─── RECORDS PROVIDED ───

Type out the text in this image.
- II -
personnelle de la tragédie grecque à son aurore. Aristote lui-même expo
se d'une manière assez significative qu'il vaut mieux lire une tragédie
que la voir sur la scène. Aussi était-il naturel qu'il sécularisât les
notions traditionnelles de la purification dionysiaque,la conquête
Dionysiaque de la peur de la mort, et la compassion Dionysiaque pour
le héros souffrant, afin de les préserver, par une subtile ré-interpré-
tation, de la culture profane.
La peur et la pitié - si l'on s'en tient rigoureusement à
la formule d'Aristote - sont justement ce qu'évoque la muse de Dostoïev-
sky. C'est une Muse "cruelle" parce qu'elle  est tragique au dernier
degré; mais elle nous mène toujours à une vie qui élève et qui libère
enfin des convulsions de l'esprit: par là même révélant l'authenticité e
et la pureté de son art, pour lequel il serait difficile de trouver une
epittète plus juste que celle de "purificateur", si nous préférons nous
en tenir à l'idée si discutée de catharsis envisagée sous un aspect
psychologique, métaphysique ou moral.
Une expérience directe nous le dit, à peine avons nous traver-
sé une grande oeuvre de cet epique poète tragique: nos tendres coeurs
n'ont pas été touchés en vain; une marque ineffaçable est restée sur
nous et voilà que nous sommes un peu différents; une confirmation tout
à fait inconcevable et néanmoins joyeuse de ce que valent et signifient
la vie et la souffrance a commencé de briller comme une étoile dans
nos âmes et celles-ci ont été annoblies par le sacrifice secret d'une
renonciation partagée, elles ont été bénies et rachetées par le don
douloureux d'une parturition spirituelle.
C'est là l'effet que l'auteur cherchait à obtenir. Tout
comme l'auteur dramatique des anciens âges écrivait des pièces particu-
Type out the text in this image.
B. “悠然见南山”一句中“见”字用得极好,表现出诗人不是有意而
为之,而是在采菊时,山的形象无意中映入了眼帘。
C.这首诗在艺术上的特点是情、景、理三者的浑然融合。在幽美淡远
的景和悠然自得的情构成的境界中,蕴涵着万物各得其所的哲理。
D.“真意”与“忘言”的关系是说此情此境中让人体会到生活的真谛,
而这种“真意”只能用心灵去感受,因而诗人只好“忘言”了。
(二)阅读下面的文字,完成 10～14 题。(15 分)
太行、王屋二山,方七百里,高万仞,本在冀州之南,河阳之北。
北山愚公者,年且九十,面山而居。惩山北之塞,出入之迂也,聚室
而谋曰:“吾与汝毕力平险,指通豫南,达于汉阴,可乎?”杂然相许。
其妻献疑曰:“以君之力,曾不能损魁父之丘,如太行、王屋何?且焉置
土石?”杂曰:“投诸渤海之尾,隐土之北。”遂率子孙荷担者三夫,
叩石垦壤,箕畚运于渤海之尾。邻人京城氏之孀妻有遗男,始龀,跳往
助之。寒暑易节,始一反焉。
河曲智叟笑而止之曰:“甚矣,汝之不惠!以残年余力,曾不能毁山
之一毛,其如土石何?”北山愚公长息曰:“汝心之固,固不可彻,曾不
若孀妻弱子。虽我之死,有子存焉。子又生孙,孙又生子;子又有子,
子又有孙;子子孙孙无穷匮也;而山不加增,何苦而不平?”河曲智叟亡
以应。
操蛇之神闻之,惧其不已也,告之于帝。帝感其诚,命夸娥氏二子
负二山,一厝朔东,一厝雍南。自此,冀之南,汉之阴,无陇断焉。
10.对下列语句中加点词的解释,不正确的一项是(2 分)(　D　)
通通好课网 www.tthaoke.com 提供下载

───

DIRECTIVE: Copy out the full listing exactly.

RESPONSE TO THE TASK:
Type out the text in this image.
- II -
personnelle de la tragédie grecque à son aurore. Aristote lui-même expo
se d'une manière assez significative qu'il vaut mieux lire une tragédie
que la voir sur la scène. Aussi était-il naturel qu'il sécularisât les
notions traditionnelles de la purification dionysiaque,la conquête
Dionysiaque de la peur de la mort, et la compassion Dionysiaque pour
le héros souffrant, afin de les préserver, par une subtile ré-interpré-
tation, de la culture profane.
La peur et la pitié - si l'on s'en tient rigoureusement à
la formule d'Aristote - sont justement ce qu'évoque la muse de Dostoïev-
sky. C'est une Muse "cruelle" parce qu'elle  est tragique au dernier
degré; mais elle nous mène toujours à une vie qui élève et qui libère
enfin des convulsions de l'esprit: par là même révélant l'authenticité e
et la pureté de son art, pour lequel il serait difficile de trouver une
epittète plus juste que celle de "purificateur", si nous préférons nous
en tenir à l'idée si discutée de catharsis envisagée sous un aspect
psychologique, métaphysique ou moral.
Une expérience directe nous le dit, à peine avons nous traver-
sé une grande oeuvre de cet epique poète tragique: nos tendres coeurs
n'ont pas été touchés en vain; une marque ineffaçable est restée sur
nous et voilà que nous sommes un peu différents; une confirmation tout
à fait inconcevable et néanmoins joyeuse de ce que valent et signifient
la vie et la souffrance a commencé de briller comme une étoile dans
nos âmes et celles-ci ont été annoblies par le sacrifice secret d'une
renonciation partagée, elles ont été bénies et rachetées par le don
douloureux d'une parturition spirituelle.
C'est là l'effet que l'auteur cherchait à obtenir. Tout
comme l'auteur dramatique des anciens âges écrivait des pièces particu-
Type out the text in this image.
B. “悠然见南山”一句中“见”字用得极好,表现出诗人不是有意而
为之,而是在采菊时,山的形象无意中映入了眼帘。
C.这首诗在艺术上的特点是情、景、理三者的浑然融合。在幽美淡远
的景和悠然自得的情构成的境界中,蕴涵着万物各得其所的哲理。
D.“真意”与“忘言”的关系是说此情此境中让人体会到生活的真谛,
而这种“真意”只能用心灵去感受,因而诗人只好“忘言”了。
(二)阅读下面的文字,完成 10～14 题。(15 分)
太行、王屋二山,方七百里,高万仞,本在冀州之南,河阳之北。
北山愚公者,年且九十,面山而居。惩山北之塞,出入之迂也,聚室
而谋曰:“吾与汝毕力平险,指通豫南,达于汉阴,可乎?”杂然相许。
其妻献疑曰:“以君之力,曾不能损魁父之丘,如太行、王屋何?且焉置
土石?”杂曰:“投诸渤海之尾,隐土之北。”遂率子孙荷担者三夫,
叩石垦壤,箕畚运于渤海之尾。邻人京城氏之孀妻有遗男,始龀,跳往
助之。寒暑易节,始一反焉。
河曲智叟笑而止之曰:“甚矣,汝之不惠!以残年余力,曾不能毁山
之一毛,其如土石何?”北山愚公长息曰:“汝心之固,固不可彻,曾不
若孀妻弱子。虽我之死,有子存焉。子又生孙,孙又生子;子又有子,
子又有孙;子子孙孙无穷匮也;而山不加增,何苦而不平?”河曲智叟亡
以应。
操蛇之神闻之,惧其不已也,告之于帝。帝感其诚,命夸娥氏二子
负二山,一厝朔东,一厝雍南。自此,冀之南,汉之阴,无陇断焉。
10.对下列语句中加点词的解释,不正确的一项是(2 分)(　D　)
通通好课网 www.tthaoke.com 提供下载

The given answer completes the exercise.